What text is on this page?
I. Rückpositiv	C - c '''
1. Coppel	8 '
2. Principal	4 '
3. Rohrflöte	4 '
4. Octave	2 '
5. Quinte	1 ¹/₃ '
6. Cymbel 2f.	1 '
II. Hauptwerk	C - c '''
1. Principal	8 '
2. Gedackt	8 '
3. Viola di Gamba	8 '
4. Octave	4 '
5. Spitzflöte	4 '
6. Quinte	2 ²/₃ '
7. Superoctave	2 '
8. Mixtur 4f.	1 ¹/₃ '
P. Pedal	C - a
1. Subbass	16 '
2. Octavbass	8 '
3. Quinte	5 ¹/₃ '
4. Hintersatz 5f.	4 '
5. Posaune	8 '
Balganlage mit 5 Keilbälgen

----

» **What is required**: Print all of the entries exactly as they appear.

» **Solved exercise**:
What text is on this page?
I. Rückpositiv	C - c '''
1. Coppel	8 '
2. Principal	4 '
3. Rohrflöte	4 '
4. Octave	2 '
5. Quinte	1 ¹/₃ '
6. Cymbel 2f.	1 '
II. Hauptwerk	C - c '''
1. Principal	8 '
2. Gedackt	8 '
3. Viola di Gamba	8 '
4. Octave	4 '
5. Spitzflöte	4 '
6. Quinte	2 ²/₃ '
7. Superoctave	2 '
8. Mixtur 4f.	1 ¹/₃ '
P. Pedal	C - a
1. Subbass	16 '
2. Octavbass	8 '
3. Quinte	5 ¹/₃ '
4. Hintersatz 5f.	4 '
5. Posaune	8 '
Balganlage mit 5 Keilbälgen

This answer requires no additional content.